* [Prompt] Show each line of the data below that has the string "сопровождение" in it.

# # # # # # #

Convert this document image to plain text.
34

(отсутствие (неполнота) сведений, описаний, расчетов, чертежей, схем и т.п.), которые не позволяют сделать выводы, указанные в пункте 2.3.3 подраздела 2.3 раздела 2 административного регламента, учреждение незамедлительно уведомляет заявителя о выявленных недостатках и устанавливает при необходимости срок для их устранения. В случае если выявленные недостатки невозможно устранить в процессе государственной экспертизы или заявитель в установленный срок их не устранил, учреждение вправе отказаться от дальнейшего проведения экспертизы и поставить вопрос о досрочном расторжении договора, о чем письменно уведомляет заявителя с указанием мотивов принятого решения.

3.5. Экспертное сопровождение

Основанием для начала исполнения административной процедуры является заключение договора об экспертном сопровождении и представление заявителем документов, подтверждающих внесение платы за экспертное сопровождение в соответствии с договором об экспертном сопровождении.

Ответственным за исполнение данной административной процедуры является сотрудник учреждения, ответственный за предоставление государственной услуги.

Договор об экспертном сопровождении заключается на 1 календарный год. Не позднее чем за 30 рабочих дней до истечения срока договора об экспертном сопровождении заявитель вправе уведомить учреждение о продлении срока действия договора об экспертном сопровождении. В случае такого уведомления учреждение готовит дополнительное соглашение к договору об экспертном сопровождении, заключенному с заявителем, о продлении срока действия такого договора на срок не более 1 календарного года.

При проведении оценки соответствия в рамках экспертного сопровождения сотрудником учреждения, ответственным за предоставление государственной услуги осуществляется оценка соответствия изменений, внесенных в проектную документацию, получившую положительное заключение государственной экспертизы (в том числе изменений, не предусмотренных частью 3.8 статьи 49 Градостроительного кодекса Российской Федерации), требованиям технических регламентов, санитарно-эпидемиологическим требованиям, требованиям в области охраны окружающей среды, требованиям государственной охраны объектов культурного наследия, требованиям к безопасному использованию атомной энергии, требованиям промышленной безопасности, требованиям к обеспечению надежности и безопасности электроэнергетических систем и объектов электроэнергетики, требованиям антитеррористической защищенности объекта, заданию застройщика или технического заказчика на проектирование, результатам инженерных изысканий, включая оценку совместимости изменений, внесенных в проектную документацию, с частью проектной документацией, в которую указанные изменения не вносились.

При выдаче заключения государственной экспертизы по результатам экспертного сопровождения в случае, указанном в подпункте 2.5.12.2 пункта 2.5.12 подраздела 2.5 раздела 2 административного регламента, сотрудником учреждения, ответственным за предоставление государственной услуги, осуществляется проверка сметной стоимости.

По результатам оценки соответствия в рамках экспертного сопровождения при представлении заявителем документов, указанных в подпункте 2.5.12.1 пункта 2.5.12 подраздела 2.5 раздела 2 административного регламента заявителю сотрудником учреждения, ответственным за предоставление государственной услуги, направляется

# # # # # # #

* [Solution for this problem]
3.5. Экспертное сопровождение
Основанием для начала исполнения административной процедуры является заключение договора об экспертном сопровождении и представление заявителем документов, подтверждающих внесение платы за экспертное сопровождение в соответствии с договором об экспертном сопровождении.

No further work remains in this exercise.